REQUIRED TASK:
Omit images. Retype all entries verbatim.

RAW DATA:
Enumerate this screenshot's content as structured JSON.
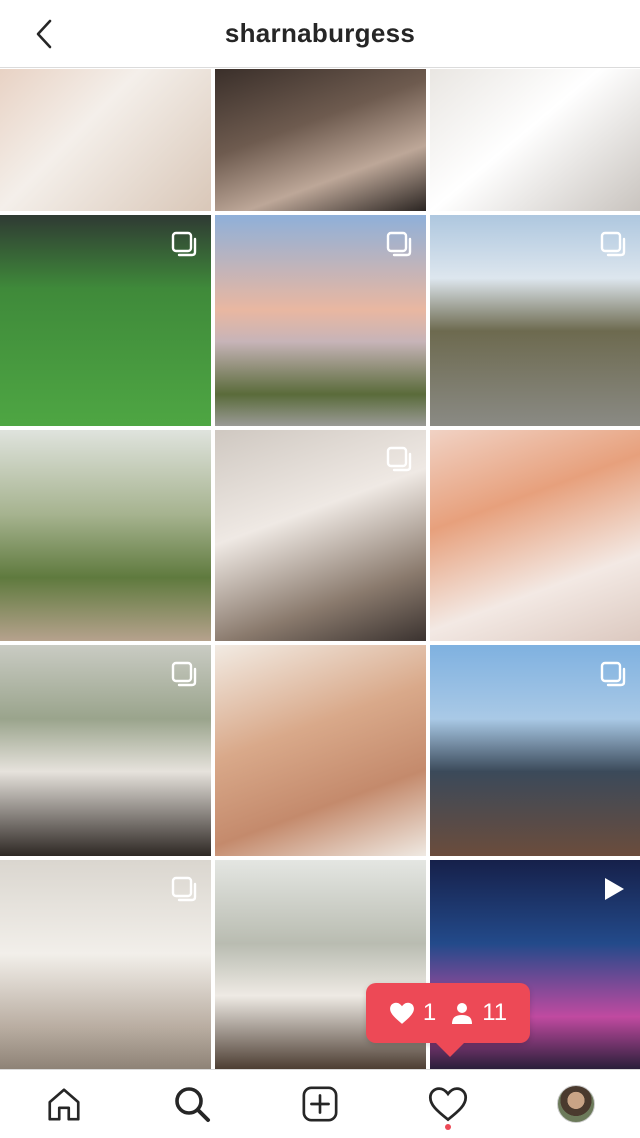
{
  "header": {
    "title": "sharnaburgess",
    "back_icon": "chevron-left-icon"
  },
  "grid": {
    "tiles": [
      {
        "name": "post-1",
        "bg": "linear-gradient(135deg,#e8d2c4 0%,#f4efea 40%,#d9c7b8 100%)",
        "badge": ""
      },
      {
        "name": "post-2",
        "bg": "linear-gradient(160deg,#3a2f2a 0%,#6e5b4f 40%,#bda798 70%,#2b2522 100%)",
        "badge": ""
      },
      {
        "name": "post-3",
        "bg": "linear-gradient(140deg,#e9e6e2 0%,#ffffff 45%,#c9c4bf 100%)",
        "badge": ""
      },
      {
        "name": "post-4",
        "bg": "linear-gradient(180deg,#2f3a33 0%,#3f8a3a 35%,#4ea643 100%)",
        "badge": "carousel-icon"
      },
      {
        "name": "post-5",
        "bg": "linear-gradient(180deg,#8fb0d9 0%,#e9b7a1 45%,#c7b4b8 60%,#5a6b3a 85%,#9a9a96 100%)",
        "badge": "carousel-icon"
      },
      {
        "name": "post-6",
        "bg": "linear-gradient(180deg,#aec7df 0%,#dde6ee 30%,#6d6a4f 55%,#8a8a84 100%)",
        "badge": "carousel-icon"
      },
      {
        "name": "post-7",
        "bg": "linear-gradient(180deg,#dfe3dd 0%,#a6b38f 40%,#5f7a3e 70%,#b6a28d 100%)",
        "badge": ""
      },
      {
        "name": "post-8",
        "bg": "linear-gradient(160deg,#cfc8c1 0%,#efe9e4 40%,#8a7a6d 75%,#3b3330 100%)",
        "badge": "carousel-icon"
      },
      {
        "name": "post-9",
        "bg": "linear-gradient(160deg,#f1d2c4 0%,#e7a07c 35%,#f3e9e4 70%,#dcc9c0 100%)",
        "badge": ""
      },
      {
        "name": "post-10",
        "bg": "linear-gradient(180deg,#c9cbc3 0%,#9aa48c 35%,#e6e2dc 60%,#2e2824 100%)",
        "badge": "carousel-icon"
      },
      {
        "name": "post-11",
        "bg": "linear-gradient(160deg,#f2ebe3 0%,#d9a98a 40%,#c48a6c 70%,#efe9e2 100%)",
        "badge": ""
      },
      {
        "name": "post-12",
        "bg": "linear-gradient(180deg,#7fb1e0 0%,#a9c9e6 35%,#3b4a5a 60%,#6b4c3c 100%)",
        "badge": "carousel-icon"
      },
      {
        "name": "post-13",
        "bg": "linear-gradient(180deg,#dad6cf 0%,#f2efea 45%,#b9ada1 80%,#8e8377 100%)",
        "badge": "carousel-icon"
      },
      {
        "name": "post-14",
        "bg": "linear-gradient(180deg,#e4e6e2 0%,#b9bcb1 40%,#eeeae4 65%,#4d3e33 100%)",
        "badge": ""
      },
      {
        "name": "post-15",
        "bg": "linear-gradient(180deg,#16204a 0%,#234a8a 40%,#c04aa0 75%,#2a1f3a 100%)",
        "badge": "video-icon"
      }
    ]
  },
  "notification": {
    "likes": "1",
    "followers": "11",
    "heart_icon": "heart-icon",
    "person_icon": "person-icon",
    "color": "#ed4956"
  },
  "tabbar": {
    "items": [
      "home-icon",
      "search-icon",
      "new-post-icon",
      "activity-heart-icon",
      "profile-avatar"
    ],
    "activity_dot_color": "#ed4956"
  }
}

RIGHT ANSWER:
Enumerate this screenshot's content as structured JSON.
{
  "header": {
    "title": "sharnaburgess",
    "back_icon": "chevron-left-icon"
  },
  "grid": {
    "tiles": [
      {
        "name": "post-1",
        "bg": "linear-gradient(135deg,#e8d2c4 0%,#f4efea 40%,#d9c7b8 100%)",
        "badge": ""
      },
      {
        "name": "post-2",
        "bg": "linear-gradient(160deg,#3a2f2a 0%,#6e5b4f 40%,#bda798 70%,#2b2522 100%)",
        "badge": ""
      },
      {
        "name": "post-3",
        "bg": "linear-gradient(140deg,#e9e6e2 0%,#ffffff 45%,#c9c4bf 100%)",
        "badge": ""
      },
      {
        "name": "post-4",
        "bg": "linear-gradient(180deg,#2f3a33 0%,#3f8a3a 35%,#4ea643 100%)",
        "badge": "carousel-icon"
      },
      {
        "name": "post-5",
        "bg": "linear-gradient(180deg,#8fb0d9 0%,#e9b7a1 45%,#c7b4b8 60%,#5a6b3a 85%,#9a9a96 100%)",
        "badge": "carousel-icon"
      },
      {
        "name": "post-6",
        "bg": "linear-gradient(180deg,#aec7df 0%,#dde6ee 30%,#6d6a4f 55%,#8a8a84 100%)",
        "badge": "carousel-icon"
      },
      {
        "name": "post-7",
        "bg": "linear-gradient(180deg,#dfe3dd 0%,#a6b38f 40%,#5f7a3e 70%,#b6a28d 100%)",
        "badge": ""
      },
      {
        "name": "post-8",
        "bg": "linear-gradient(160deg,#cfc8c1 0%,#efe9e4 40%,#8a7a6d 75%,#3b3330 100%)",
        "badge": "carousel-icon"
      },
      {
        "name": "post-9",
        "bg": "linear-gradient(160deg,#f1d2c4 0%,#e7a07c 35%,#f3e9e4 70%,#dcc9c0 100%)",
        "badge": ""
      },
      {
        "name": "post-10",
        "bg": "linear-gradient(180deg,#c9cbc3 0%,#9aa48c 35%,#e6e2dc 60%,#2e2824 100%)",
        "badge": "carousel-icon"
      },
      {
        "name": "post-11",
        "bg": "linear-gradient(160deg,#f2ebe3 0%,#d9a98a 40%,#c48a6c 70%,#efe9e2 100%)",
        "badge": ""
      },
      {
        "name": "post-12",
        "bg": "linear-gradient(180deg,#7fb1e0 0%,#a9c9e6 35%,#3b4a5a 60%,#6b4c3c 100%)",
        "badge": "carousel-icon"
      },
      {
        "name": "post-13",
        "bg": "linear-gradient(180deg,#dad6cf 0%,#f2efea 45%,#b9ada1 80%,#8e8377 100%)",
        "badge": "carousel-icon"
      },
      {
        "name": "post-14",
        "bg": "linear-gradient(180deg,#e4e6e2 0%,#b9bcb1 40%,#eeeae4 65%,#4d3e33 100%)",
        "badge": ""
      },
      {
        "name": "post-15",
        "bg": "linear-gradient(180deg,#16204a 0%,#234a8a 40%,#c04aa0 75%,#2a1f3a 100%)",
        "badge": "video-icon"
      }
    ]
  },
  "notification": {
    "likes": "1",
    "followers": "11",
    "heart_icon": "heart-icon",
    "person_icon": "person-icon",
    "color": "#ed4956"
  },
  "tabbar": {
    "items": [
      "home-icon",
      "search-icon",
      "new-post-icon",
      "activity-heart-icon",
      "profile-avatar"
    ],
    "activity_dot_color": "#ed4956"
  }
}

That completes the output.